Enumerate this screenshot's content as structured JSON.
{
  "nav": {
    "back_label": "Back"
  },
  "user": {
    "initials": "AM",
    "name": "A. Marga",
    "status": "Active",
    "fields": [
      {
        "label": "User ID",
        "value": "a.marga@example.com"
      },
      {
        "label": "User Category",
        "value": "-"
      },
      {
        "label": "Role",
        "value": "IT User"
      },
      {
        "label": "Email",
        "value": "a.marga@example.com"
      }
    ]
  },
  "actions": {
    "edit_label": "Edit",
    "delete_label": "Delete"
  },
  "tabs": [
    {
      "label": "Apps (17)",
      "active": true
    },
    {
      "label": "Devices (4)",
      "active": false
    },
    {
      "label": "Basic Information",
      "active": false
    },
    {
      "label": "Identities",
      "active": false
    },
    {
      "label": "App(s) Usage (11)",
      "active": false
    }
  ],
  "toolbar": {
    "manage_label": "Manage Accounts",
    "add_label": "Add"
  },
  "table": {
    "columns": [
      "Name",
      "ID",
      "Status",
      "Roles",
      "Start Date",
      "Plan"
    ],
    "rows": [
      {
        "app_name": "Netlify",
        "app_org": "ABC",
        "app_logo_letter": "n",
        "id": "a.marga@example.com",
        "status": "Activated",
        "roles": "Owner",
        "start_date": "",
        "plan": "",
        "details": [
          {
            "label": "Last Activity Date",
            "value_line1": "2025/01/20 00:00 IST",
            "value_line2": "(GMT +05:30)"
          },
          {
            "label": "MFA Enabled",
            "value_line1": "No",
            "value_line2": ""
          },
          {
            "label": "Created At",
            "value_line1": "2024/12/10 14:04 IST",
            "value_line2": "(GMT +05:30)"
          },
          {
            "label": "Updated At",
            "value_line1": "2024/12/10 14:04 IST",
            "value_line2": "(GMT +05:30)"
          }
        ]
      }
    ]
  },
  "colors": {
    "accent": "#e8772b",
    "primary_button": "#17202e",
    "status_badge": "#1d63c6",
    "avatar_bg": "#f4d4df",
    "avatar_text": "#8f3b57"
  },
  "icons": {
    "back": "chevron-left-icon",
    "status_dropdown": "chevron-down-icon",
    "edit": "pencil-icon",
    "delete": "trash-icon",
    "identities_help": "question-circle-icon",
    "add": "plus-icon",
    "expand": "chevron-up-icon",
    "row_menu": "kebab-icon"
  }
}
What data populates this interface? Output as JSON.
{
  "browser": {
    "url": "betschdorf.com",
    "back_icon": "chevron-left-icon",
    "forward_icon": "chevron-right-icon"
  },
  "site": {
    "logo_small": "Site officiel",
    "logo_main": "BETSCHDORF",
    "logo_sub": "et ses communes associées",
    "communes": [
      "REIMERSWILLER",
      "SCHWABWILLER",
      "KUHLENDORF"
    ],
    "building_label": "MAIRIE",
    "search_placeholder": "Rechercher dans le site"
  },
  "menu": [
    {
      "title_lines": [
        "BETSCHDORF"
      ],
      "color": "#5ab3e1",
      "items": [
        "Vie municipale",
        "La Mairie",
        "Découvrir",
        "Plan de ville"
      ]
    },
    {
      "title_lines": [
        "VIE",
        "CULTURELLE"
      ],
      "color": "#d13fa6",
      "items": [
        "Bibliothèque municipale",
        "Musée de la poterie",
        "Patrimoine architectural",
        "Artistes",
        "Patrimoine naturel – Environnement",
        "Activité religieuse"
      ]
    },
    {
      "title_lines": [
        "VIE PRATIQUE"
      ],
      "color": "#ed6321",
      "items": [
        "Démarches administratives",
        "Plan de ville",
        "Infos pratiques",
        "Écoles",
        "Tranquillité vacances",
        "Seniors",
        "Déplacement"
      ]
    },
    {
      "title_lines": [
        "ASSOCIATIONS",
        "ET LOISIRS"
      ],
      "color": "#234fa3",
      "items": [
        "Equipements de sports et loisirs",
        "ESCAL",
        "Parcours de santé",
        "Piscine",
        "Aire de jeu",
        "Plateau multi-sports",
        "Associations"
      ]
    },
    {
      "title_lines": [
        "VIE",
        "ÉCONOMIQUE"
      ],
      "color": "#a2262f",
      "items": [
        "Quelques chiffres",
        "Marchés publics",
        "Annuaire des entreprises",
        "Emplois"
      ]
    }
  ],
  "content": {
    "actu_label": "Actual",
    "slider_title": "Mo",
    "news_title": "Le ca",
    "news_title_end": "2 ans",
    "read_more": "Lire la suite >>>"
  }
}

==*==

**DESCRIPTION OF THE TASK**
Reproduce each entry exactly, leaving out nothing.

**THE REPLY**
Enumerate this screenshot's content as structured JSON.
{
  "nav": {
    "back_label": "Back"
  },
  "user": {
    "initials": "AM",
    "name": "A. Marga",
    "status": "Active",
    "fields": [
      {
        "label": "User ID",
        "value": "a.marga@example.com"
      },
      {
        "label": "User Category",
        "value": "-"
      },
      {
        "label": "Role",
        "value": "IT User"
      },
      {
        "label": "Email",
        "value": "a.marga@example.com"
      }
    ]
  },
  "actions": {
    "edit_label": "Edit",
    "delete_label": "Delete"
  },
  "tabs": [
    {
      "label": "Apps (17)",
      "active": true
    },
    {
      "label": "Devices (4)",
      "active": false
    },
    {
      "label": "Basic Information",
      "active": false
    },
    {
      "label": "Identities",
      "active": false
    },
    {
      "label": "App(s) Usage (11)",
      "active": false
    }
  ],
  "toolbar": {
    "manage_label": "Manage Accounts",
    "add_label": "Add"
  },
  "table": {
    "columns": [
      "Name",
      "ID",
      "Status",
      "Roles",
      "Start Date",
      "Plan"
    ],
    "rows": [
      {
        "app_name": "Netlify",
        "app_org": "ABC",
        "app_logo_letter": "n",
        "id": "a.marga@example.com",
        "status": "Activated",
        "roles": "Owner",
        "start_date": "",
        "plan": "",
        "details": [
          {
            "label": "Last Activity Date",
            "value_line1": "2025/01/20 00:00 IST",
            "value_line2": "(GMT +05:30)"
          },
          {
            "label": "MFA Enabled",
            "value_line1": "No",
            "value_line2": ""
          },
          {
            "label": "Created At",
            "value_line1": "2024/12/10 14:04 IST",
            "value_line2": "(GMT +05:30)"
          },
          {
            "label": "Updated At",
            "value_line1": "2024/12/10 14:04 IST",
            "value_line2": "(GMT +05:30)"
          }
        ]
      }
    ]
  },
  "colors": {
    "accent": "#e8772b",
    "primary_button": "#17202e",
    "status_badge": "#1d63c6",
    "avatar_bg": "#f4d4df",
    "avatar_text": "#8f3b57"
  },
  "icons": {
    "back": "chevron-left-icon",
    "status_dropdown": "chevron-down-icon",
    "edit": "pencil-icon",
    "delete": "trash-icon",
    "identities_help": "question-circle-icon",
    "add": "plus-icon",
    "expand": "chevron-up-icon",
    "row_menu": "kebab-icon"
  }
}
What data populates this interface? Output as JSON.
{
  "browser": {
    "url": "betschdorf.com",
    "back_icon": "chevron-left-icon",
    "forward_icon": "chevron-right-icon"
  },
  "site": {
    "logo_small": "Site officiel",
    "logo_main": "BETSCHDORF",
    "logo_sub": "et ses communes associées",
    "communes": [
      "REIMERSWILLER",
      "SCHWABWILLER",
      "KUHLENDORF"
    ],
    "building_label": "MAIRIE",
    "search_placeholder": "Rechercher dans le site"
  },
  "menu": [
    {
      "title_lines": [
        "BETSCHDORF"
      ],
      "color": "#5ab3e1",
      "items": [
        "Vie municipale",
        "La Mairie",
        "Découvrir",
        "Plan de ville"
      ]
    },
    {
      "title_lines": [
        "VIE",
        "CULTURELLE"
      ],
      "color": "#d13fa6",
      "items": [
        "Bibliothèque municipale",
        "Musée de la poterie",
        "Patrimoine architectural",
        "Artistes",
        "Patrimoine naturel – Environnement",
        "Activité religieuse"
      ]
    },
    {
      "title_lines": [
        "VIE PRATIQUE"
      ],
      "color": "#ed6321",
      "items": [
        "Démarches administratives",
        "Plan de ville",
        "Infos pratiques",
        "Écoles",
        "Tranquillité vacances",
        "Seniors",
        "Déplacement"
      ]
    },
    {
      "title_lines": [
        "ASSOCIATIONS",
        "ET LOISIRS"
      ],
      "color": "#234fa3",
      "items": [
        "Equipements de sports et loisirs",
        "ESCAL",
        "Parcours de santé",
        "Piscine",
        "Aire de jeu",
        "Plateau multi-sports",
        "Associations"
      ]
    },
    {
      "title_lines": [
        "VIE",
        "ÉCONOMIQUE"
      ],
      "color": "#a2262f",
      "items": [
        "Quelques chiffres",
        "Marchés publics",
        "Annuaire des entreprises",
        "Emplois"
      ]
    }
  ],
  "content": {
    "actu_label": "Actual",
    "slider_title": "Mo",
    "news_title": "Le ca",
    "news_title_end": "2 ans",
    "read_more": "Lire la suite >>>"
  }
}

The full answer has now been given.